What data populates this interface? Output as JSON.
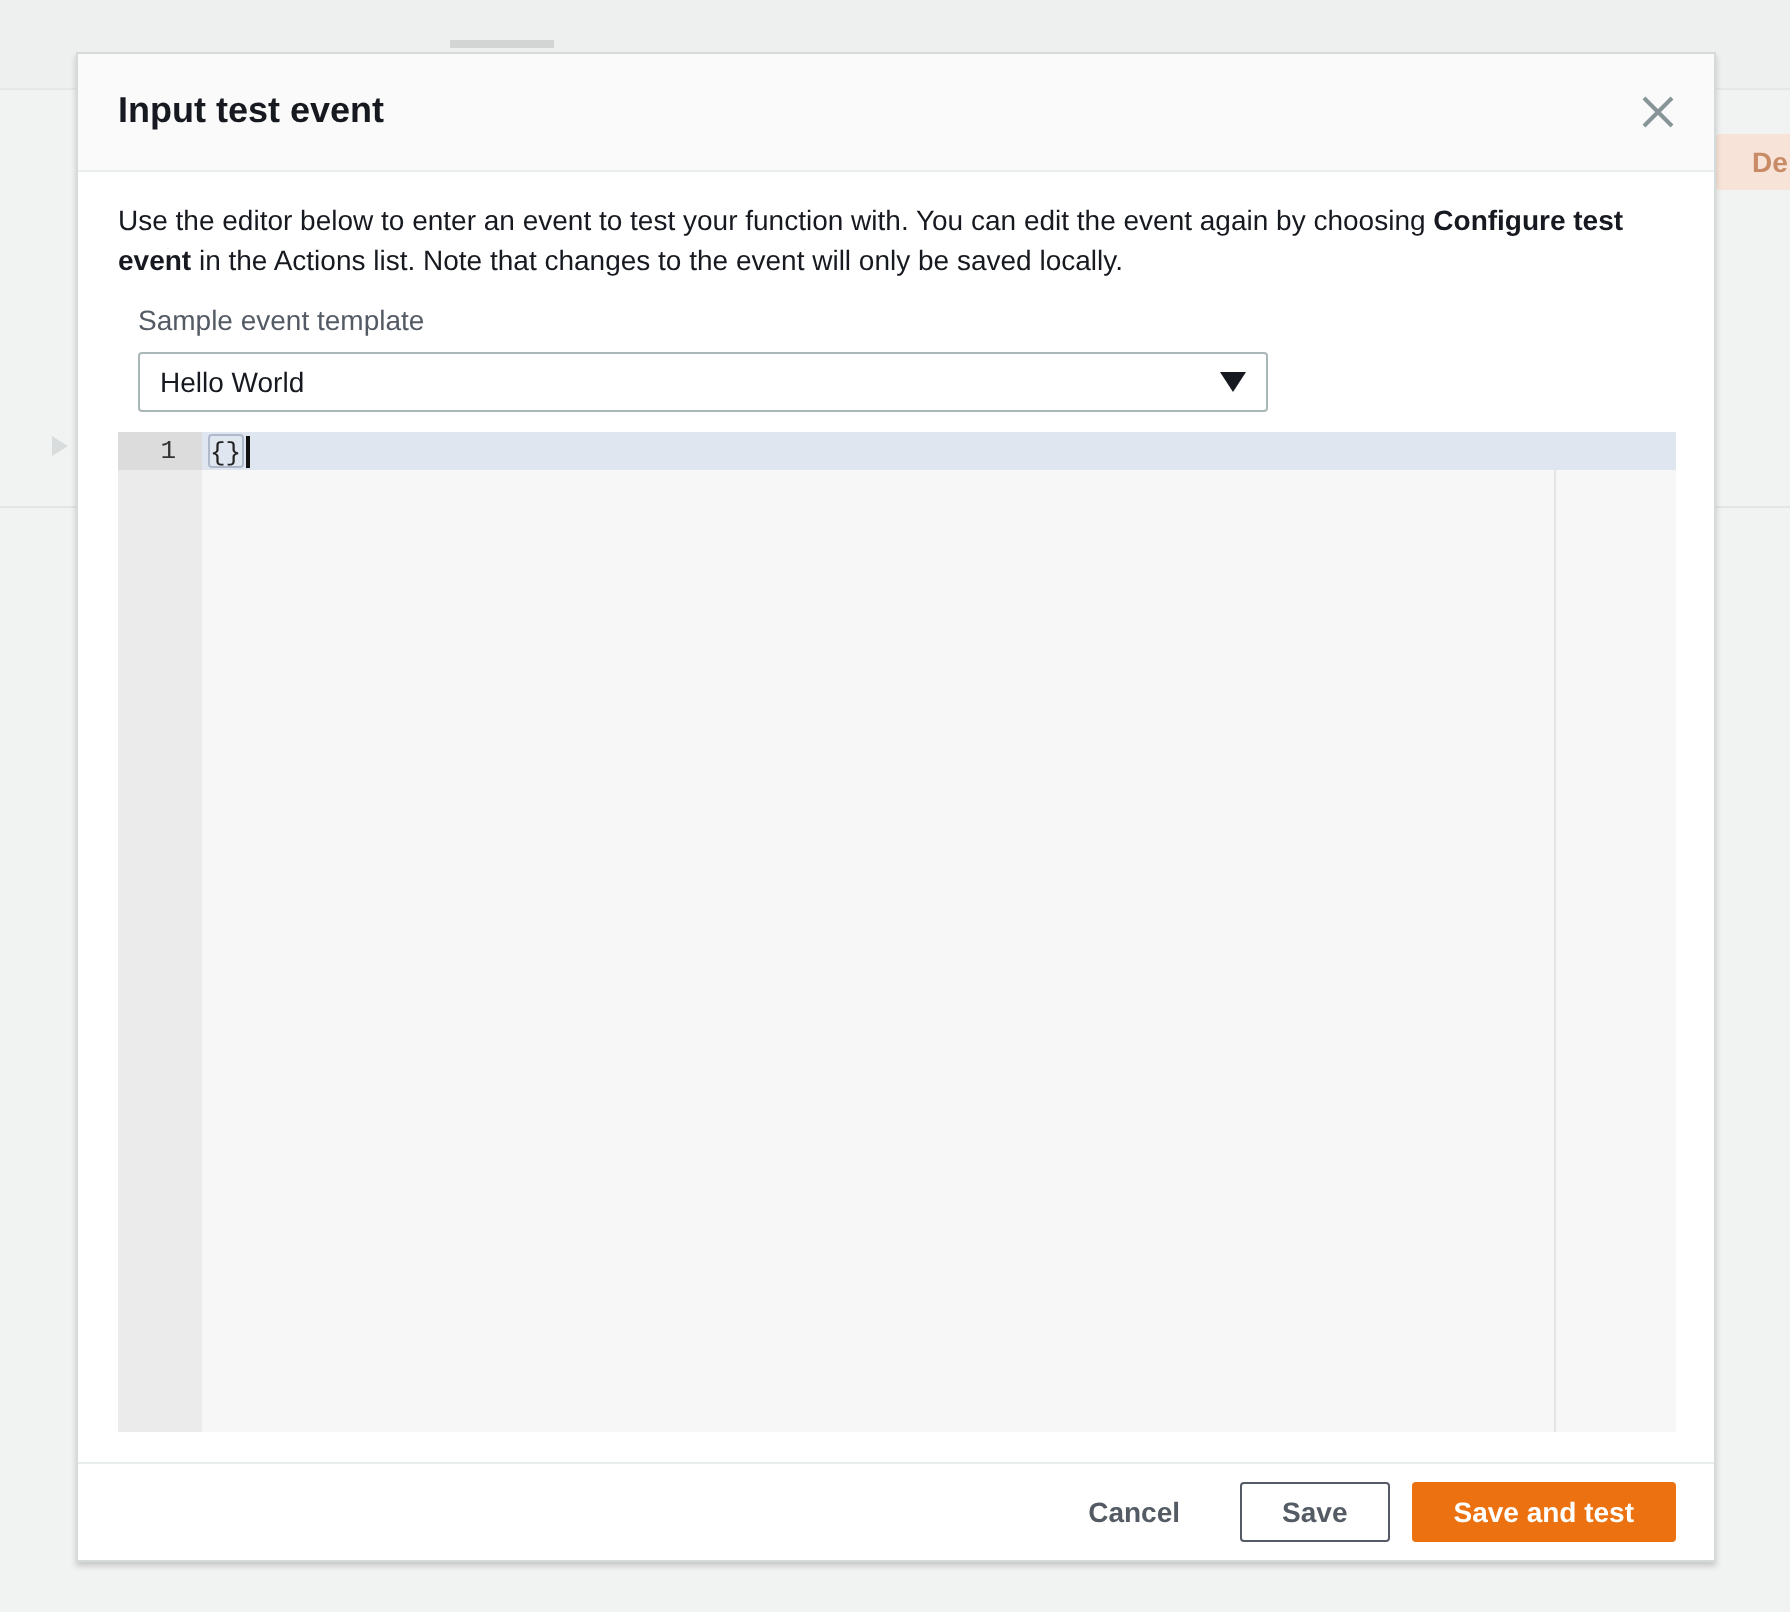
{
  "background": {
    "button_label": "De"
  },
  "modal": {
    "title": "Input test event",
    "description": "Use the editor below to enter an event to test your function with. You can edit the event again by choosing **Configure test event** in the Actions list. Note that changes to the event will only be saved locally.",
    "template_label": "Sample event template",
    "template_select": {
      "value": "Hello World"
    },
    "editor": {
      "lines": [
        {
          "number": "1",
          "text": "{}",
          "active": true
        }
      ]
    },
    "buttons": [
      {
        "label": "Cancel",
        "kind": "link"
      },
      {
        "label": "Save",
        "kind": "secondary"
      },
      {
        "label": "Save and test",
        "kind": "primary"
      }
    ]
  }
}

..........

## TASK OBJECTIVE
Omit every picture, then repeat the remaining data exactly as it appears above.

## FULL ANSWER
What data populates this interface? Output as JSON.
{
  "background": {
    "button_label": "De"
  },
  "modal": {
    "title": "Input test event",
    "description": "Use the editor below to enter an event to test your function with. You can edit the event again by choosing **Configure test event** in the Actions list. Note that changes to the event will only be saved locally.",
    "template_label": "Sample event template",
    "template_select": {
      "value": "Hello World"
    },
    "editor": {
      "lines": [
        {
          "number": "1",
          "text": "{}",
          "active": true
        }
      ]
    },
    "buttons": [
      {
        "label": "Cancel",
        "kind": "link"
      },
      {
        "label": "Save",
        "kind": "secondary"
      },
      {
        "label": "Save and test",
        "kind": "primary"
      }
    ]
  }
}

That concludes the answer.